- GIVEN RECORDS:
◆ ◆ ◆

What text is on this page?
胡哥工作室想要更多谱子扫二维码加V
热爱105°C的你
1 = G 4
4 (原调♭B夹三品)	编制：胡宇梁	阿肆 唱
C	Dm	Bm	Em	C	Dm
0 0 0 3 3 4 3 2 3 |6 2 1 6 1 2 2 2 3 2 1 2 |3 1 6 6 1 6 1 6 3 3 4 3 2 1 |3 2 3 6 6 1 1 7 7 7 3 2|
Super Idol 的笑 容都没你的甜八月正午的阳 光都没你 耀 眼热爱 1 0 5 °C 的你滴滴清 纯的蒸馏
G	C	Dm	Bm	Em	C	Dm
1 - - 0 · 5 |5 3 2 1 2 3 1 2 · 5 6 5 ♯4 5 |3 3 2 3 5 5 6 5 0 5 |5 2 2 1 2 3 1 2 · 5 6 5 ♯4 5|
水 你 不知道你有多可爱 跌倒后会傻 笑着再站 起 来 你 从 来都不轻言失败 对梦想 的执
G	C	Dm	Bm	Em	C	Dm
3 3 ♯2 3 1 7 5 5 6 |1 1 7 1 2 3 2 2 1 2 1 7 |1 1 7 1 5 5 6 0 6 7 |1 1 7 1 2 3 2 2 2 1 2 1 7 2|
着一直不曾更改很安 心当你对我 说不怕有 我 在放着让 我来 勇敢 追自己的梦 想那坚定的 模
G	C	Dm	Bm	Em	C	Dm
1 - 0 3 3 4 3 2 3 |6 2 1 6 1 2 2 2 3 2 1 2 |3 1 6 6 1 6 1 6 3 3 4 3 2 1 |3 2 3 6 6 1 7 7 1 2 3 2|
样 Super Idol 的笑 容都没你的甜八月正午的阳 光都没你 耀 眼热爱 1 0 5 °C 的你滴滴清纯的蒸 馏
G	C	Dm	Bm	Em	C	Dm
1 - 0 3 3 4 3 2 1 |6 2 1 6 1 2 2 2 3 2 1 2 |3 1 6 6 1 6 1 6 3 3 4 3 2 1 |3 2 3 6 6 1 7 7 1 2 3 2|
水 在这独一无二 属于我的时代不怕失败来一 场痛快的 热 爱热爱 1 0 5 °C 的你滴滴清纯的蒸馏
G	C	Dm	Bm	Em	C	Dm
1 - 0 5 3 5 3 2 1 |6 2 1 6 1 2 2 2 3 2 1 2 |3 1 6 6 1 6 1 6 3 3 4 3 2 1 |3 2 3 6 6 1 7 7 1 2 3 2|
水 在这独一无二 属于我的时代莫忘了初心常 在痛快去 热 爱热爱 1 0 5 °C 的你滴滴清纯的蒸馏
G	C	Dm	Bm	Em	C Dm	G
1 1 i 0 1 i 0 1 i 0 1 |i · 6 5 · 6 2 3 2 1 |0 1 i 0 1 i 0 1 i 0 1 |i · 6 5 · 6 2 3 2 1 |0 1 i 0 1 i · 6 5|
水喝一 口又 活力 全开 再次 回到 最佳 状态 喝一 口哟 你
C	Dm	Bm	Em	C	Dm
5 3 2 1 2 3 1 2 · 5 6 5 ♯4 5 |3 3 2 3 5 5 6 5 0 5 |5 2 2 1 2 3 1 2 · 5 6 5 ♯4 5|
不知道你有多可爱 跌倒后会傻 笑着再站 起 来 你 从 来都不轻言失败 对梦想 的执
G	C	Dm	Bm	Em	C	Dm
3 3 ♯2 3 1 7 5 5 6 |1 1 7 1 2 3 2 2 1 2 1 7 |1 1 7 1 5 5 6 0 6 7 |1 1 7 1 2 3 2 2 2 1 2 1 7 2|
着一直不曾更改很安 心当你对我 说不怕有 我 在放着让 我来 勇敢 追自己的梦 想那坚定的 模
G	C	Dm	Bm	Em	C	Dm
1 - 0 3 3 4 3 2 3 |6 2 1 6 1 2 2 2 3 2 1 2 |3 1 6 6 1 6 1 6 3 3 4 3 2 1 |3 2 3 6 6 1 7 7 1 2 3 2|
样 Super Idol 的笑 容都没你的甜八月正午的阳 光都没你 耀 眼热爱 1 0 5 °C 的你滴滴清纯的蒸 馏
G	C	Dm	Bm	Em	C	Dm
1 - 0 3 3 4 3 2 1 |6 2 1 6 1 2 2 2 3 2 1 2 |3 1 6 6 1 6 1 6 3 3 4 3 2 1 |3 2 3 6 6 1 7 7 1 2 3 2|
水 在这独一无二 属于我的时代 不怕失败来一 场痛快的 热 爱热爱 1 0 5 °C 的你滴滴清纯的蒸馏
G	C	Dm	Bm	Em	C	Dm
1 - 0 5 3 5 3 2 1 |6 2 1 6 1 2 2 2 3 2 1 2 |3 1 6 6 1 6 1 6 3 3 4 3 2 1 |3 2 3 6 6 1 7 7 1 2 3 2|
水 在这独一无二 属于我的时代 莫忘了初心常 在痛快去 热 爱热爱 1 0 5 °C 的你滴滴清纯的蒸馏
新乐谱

◆ ◆ ◆

- AIM OF THE TASK:
Return a copy of every line that includes the word "在痛快去".

- PROBLEM SOLUTION:
水 在这独一无二 属于我的时代莫忘了初心常 在痛快去 热 爱热爱 1 0 5 °C 的你滴滴清纯的蒸馏
水 在这独一无二 属于我的时代 莫忘了初心常 在痛快去 热 爱热爱 1 0 5 °C 的你滴滴清纯的蒸馏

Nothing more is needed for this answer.